Stored records:

--

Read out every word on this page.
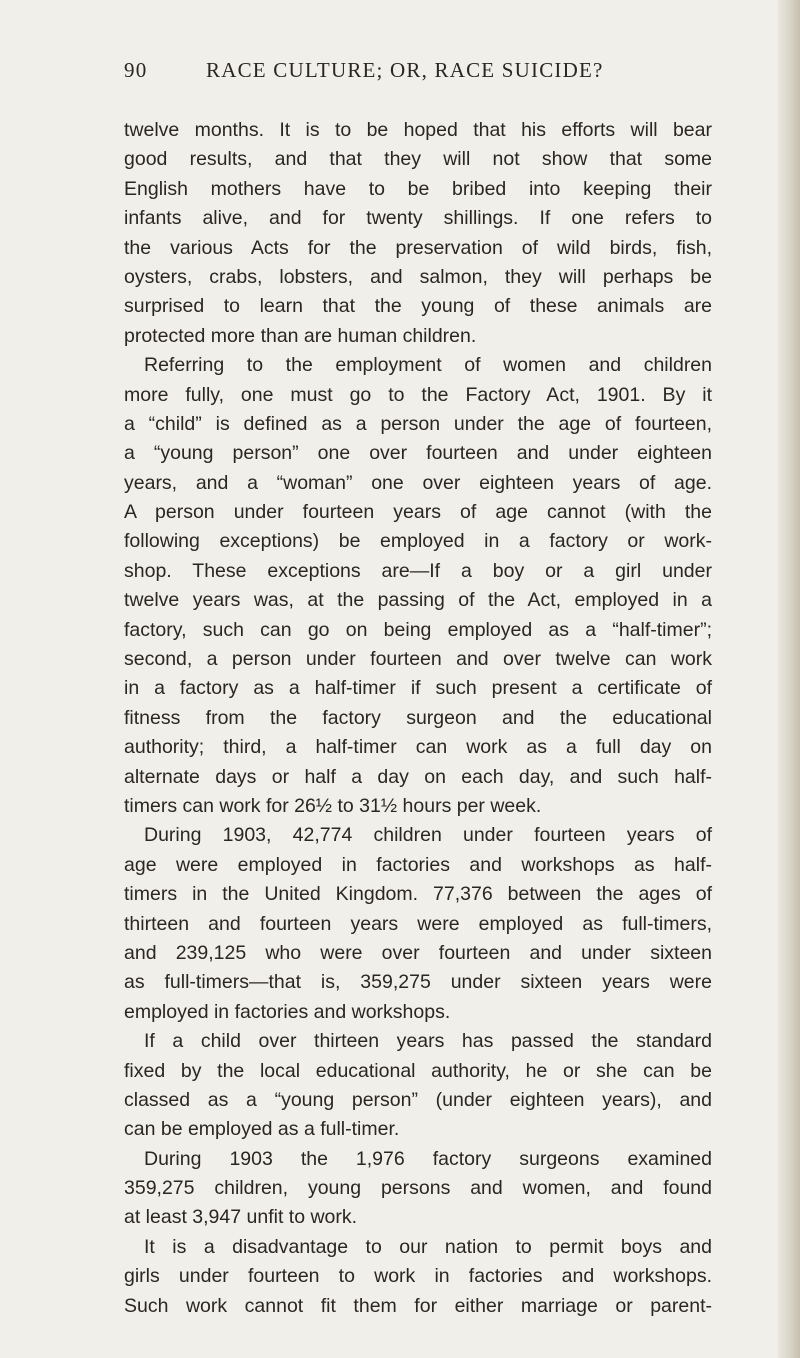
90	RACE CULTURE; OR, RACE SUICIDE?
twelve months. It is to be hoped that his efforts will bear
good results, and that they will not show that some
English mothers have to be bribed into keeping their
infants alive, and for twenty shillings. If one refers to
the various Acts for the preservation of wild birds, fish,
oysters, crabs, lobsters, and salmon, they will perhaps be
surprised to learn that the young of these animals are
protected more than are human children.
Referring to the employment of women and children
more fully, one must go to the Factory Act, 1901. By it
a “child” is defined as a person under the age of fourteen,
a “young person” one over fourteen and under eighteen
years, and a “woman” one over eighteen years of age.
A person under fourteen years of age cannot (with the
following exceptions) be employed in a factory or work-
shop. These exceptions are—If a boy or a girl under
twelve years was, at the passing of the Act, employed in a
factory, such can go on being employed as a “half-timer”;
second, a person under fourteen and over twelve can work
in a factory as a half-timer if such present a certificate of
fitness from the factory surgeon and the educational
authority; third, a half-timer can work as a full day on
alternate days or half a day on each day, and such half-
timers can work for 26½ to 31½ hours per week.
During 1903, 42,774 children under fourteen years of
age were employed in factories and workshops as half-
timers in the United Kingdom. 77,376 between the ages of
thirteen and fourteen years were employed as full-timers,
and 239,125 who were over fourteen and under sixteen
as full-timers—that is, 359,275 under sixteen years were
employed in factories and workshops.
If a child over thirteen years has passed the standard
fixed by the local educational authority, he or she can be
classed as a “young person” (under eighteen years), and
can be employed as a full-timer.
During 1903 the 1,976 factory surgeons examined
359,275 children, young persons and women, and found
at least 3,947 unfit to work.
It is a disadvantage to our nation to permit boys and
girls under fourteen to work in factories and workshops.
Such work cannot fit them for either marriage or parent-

--

Pictures stay out; repeat all the rest of the records exactly.

Read out every word on this page.
90	RACE CULTURE; OR, RACE SUICIDE?
twelve months. It is to be hoped that his efforts will bear
good results, and that they will not show that some
English mothers have to be bribed into keeping their
infants alive, and for twenty shillings. If one refers to
the various Acts for the preservation of wild birds, fish,
oysters, crabs, lobsters, and salmon, they will perhaps be
surprised to learn that the young of these animals are
protected more than are human children.
Referring to the employment of women and children
more fully, one must go to the Factory Act, 1901. By it
a “child” is defined as a person under the age of fourteen,
a “young person” one over fourteen and under eighteen
years, and a “woman” one over eighteen years of age.
A person under fourteen years of age cannot (with the
following exceptions) be employed in a factory or work-
shop. These exceptions are—If a boy or a girl under
twelve years was, at the passing of the Act, employed in a
factory, such can go on being employed as a “half-timer”;
second, a person under fourteen and over twelve can work
in a factory as a half-timer if such present a certificate of
fitness from the factory surgeon and the educational
authority; third, a half-timer can work as a full day on
alternate days or half a day on each day, and such half-
timers can work for 26½ to 31½ hours per week.
During 1903, 42,774 children under fourteen years of
age were employed in factories and workshops as half-
timers in the United Kingdom. 77,376 between the ages of
thirteen and fourteen years were employed as full-timers,
and 239,125 who were over fourteen and under sixteen
as full-timers—that is, 359,275 under sixteen years were
employed in factories and workshops.
If a child over thirteen years has passed the standard
fixed by the local educational authority, he or she can be
classed as a “young person” (under eighteen years), and
can be employed as a full-timer.
During 1903 the 1,976 factory surgeons examined
359,275 children, young persons and women, and found
at least 3,947 unfit to work.
It is a disadvantage to our nation to permit boys and
girls under fourteen to work in factories and workshops.
Such work cannot fit them for either marriage or parent-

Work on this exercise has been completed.